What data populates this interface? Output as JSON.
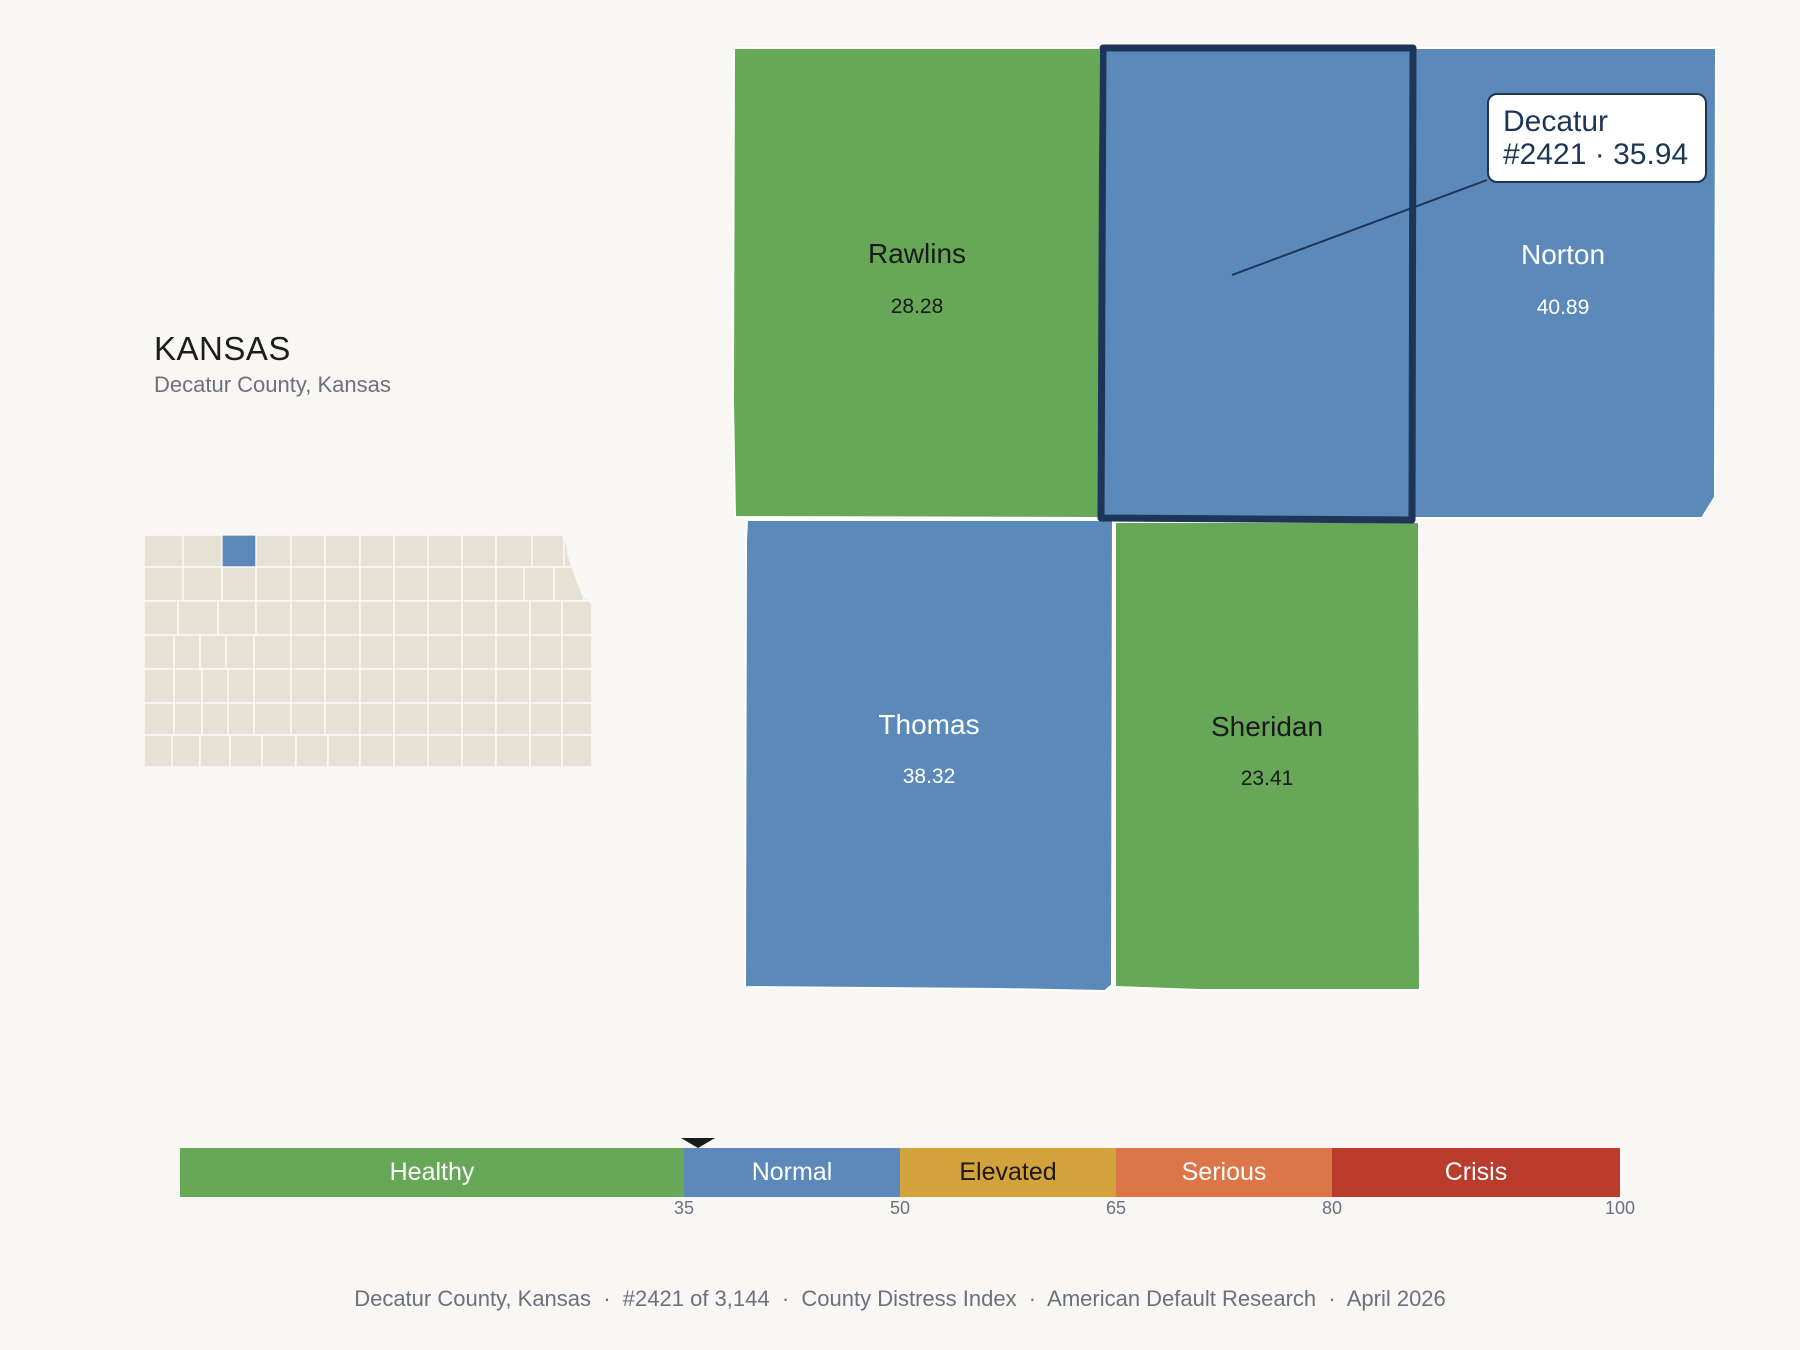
{
  "header": {
    "state": "KANSAS",
    "subtitle": "Decatur County, Kansas"
  },
  "counties": [
    {
      "name": "Rawlins",
      "value": "28.28",
      "band": "Healthy",
      "fill": "#66a758",
      "text_color": "#1a1a1a"
    },
    {
      "name": "Decatur",
      "value": "35.94",
      "band": "Normal",
      "fill": "#5b8aba",
      "text_color": "#ffffff",
      "selected": true
    },
    {
      "name": "Norton",
      "value": "40.89",
      "band": "Normal",
      "fill": "#5b8aba",
      "text_color": "#ffffff"
    },
    {
      "name": "Thomas",
      "value": "38.32",
      "band": "Normal",
      "fill": "#5b8aba",
      "text_color": "#ffffff"
    },
    {
      "name": "Sheridan",
      "value": "23.41",
      "band": "Healthy",
      "fill": "#66a758",
      "text_color": "#1a1a1a"
    }
  ],
  "callout": {
    "county": "Decatur",
    "detail": "#2421 · 35.94"
  },
  "locator": {
    "state_fill": "#e7e1d5",
    "highlight_fill": "#5b8aba",
    "border_color": "#ffffff"
  },
  "legend": {
    "bands": [
      {
        "label": "Healthy",
        "from": 0,
        "to": 35,
        "color": "#66a758",
        "text_color": "#ffffff"
      },
      {
        "label": "Normal",
        "from": 35,
        "to": 50,
        "color": "#5b8aba",
        "text_color": "#ffffff"
      },
      {
        "label": "Elevated",
        "from": 50,
        "to": 65,
        "color": "#d4a23a",
        "text_color": "#1a1a1a"
      },
      {
        "label": "Serious",
        "from": 65,
        "to": 80,
        "color": "#dc7548",
        "text_color": "#ffffff"
      },
      {
        "label": "Crisis",
        "from": 80,
        "to": 100,
        "color": "#b93c2c",
        "text_color": "#ffffff"
      }
    ],
    "ticks": [
      "35",
      "50",
      "65",
      "80",
      "100"
    ],
    "marker_value": 35.94
  },
  "footer": {
    "text": "Decatur County, Kansas  ·  #2421 of 3,144  ·  County Distress Index  ·  American Default Research  ·  April 2026"
  },
  "colors": {
    "background": "#f9f7f3",
    "selected_outline": "#1d3557"
  }
}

Your task: Which lines above contain the word "Decatur"? Copy each of them.

Problem solution:
    "subtitle": "Decatur County, Kansas"
      "name": "Decatur",
    "county": "Decatur",
    "text": "Decatur County, Kansas  ·  #2421 of 3,144  ·  County Distress Index  ·  American Default Research  ·  April 2026"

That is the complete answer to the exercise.